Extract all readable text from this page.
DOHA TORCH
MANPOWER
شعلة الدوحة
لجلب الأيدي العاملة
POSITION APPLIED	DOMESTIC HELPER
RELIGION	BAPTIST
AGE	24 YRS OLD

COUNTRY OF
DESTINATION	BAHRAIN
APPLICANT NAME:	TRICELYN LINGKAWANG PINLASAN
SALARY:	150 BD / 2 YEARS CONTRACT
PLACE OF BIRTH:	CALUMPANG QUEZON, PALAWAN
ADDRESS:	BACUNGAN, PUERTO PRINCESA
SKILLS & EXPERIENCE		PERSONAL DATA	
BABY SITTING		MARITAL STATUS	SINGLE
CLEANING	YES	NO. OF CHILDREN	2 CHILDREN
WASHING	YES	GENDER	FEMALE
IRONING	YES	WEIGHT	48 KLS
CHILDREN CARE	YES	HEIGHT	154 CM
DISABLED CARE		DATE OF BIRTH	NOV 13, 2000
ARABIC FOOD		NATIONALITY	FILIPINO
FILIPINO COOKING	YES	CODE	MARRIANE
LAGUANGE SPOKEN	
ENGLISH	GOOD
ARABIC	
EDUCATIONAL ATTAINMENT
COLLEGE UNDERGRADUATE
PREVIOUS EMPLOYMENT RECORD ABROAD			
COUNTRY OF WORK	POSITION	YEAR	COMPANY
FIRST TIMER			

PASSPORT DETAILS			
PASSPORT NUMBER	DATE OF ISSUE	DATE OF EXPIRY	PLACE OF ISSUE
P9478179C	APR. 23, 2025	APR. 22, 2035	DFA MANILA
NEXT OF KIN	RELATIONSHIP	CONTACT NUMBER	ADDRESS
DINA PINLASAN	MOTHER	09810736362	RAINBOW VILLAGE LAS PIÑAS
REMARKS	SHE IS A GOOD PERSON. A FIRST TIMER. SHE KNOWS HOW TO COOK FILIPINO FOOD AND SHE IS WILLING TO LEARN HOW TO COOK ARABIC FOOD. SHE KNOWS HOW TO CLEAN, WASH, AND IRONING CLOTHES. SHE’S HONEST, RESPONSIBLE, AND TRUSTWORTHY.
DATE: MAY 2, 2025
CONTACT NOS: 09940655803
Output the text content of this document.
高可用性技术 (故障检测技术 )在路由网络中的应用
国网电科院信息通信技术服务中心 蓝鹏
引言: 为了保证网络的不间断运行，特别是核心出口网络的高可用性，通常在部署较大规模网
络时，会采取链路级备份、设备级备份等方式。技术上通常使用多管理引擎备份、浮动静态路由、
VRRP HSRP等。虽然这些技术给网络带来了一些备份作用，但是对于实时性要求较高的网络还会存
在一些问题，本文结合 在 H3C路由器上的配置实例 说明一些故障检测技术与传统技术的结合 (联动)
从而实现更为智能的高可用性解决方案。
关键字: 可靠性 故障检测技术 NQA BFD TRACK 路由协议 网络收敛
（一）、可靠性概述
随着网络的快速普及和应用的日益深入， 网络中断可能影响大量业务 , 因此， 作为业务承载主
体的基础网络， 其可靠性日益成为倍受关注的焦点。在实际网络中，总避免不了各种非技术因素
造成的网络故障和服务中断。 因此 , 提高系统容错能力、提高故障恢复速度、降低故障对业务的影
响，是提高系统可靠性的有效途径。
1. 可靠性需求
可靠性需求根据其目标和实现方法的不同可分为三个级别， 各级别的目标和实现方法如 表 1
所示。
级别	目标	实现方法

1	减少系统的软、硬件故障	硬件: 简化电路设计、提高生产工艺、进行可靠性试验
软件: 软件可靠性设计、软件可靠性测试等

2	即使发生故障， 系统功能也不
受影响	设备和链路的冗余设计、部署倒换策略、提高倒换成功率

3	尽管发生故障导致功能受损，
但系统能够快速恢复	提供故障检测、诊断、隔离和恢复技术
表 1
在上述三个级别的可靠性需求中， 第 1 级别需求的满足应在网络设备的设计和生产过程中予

◆ **Task prompt**
Repeat the line containing "Output the text content of this document." and all subsequent lines through the final line of the data, exactly and with no others.

◆ **In response**
Output the text content of this document.
高可用性技术 (故障检测技术 )在路由网络中的应用
国网电科院信息通信技术服务中心 蓝鹏
引言: 为了保证网络的不间断运行，特别是核心出口网络的高可用性，通常在部署较大规模网
络时，会采取链路级备份、设备级备份等方式。技术上通常使用多管理引擎备份、浮动静态路由、
VRRP HSRP等。虽然这些技术给网络带来了一些备份作用，但是对于实时性要求较高的网络还会存
在一些问题，本文结合 在 H3C路由器上的配置实例 说明一些故障检测技术与传统技术的结合 (联动)
从而实现更为智能的高可用性解决方案。
关键字: 可靠性 故障检测技术 NQA BFD TRACK 路由协议 网络收敛
（一）、可靠性概述
随着网络的快速普及和应用的日益深入， 网络中断可能影响大量业务 , 因此， 作为业务承载主
体的基础网络， 其可靠性日益成为倍受关注的焦点。在实际网络中，总避免不了各种非技术因素
造成的网络故障和服务中断。 因此 , 提高系统容错能力、提高故障恢复速度、降低故障对业务的影
响，是提高系统可靠性的有效途径。
1. 可靠性需求
可靠性需求根据其目标和实现方法的不同可分为三个级别， 各级别的目标和实现方法如 表 1
所示。
级别	目标	实现方法

1	减少系统的软、硬件故障	硬件: 简化电路设计、提高生产工艺、进行可靠性试验
软件: 软件可靠性设计、软件可靠性测试等

2	即使发生故障， 系统功能也不
受影响	设备和链路的冗余设计、部署倒换策略、提高倒换成功率

3	尽管发生故障导致功能受损，
但系统能够快速恢复	提供故障检测、诊断、隔离和恢复技术
表 1
在上述三个级别的可靠性需求中， 第 1 级别需求的满足应在网络设备的设计和生产过程中予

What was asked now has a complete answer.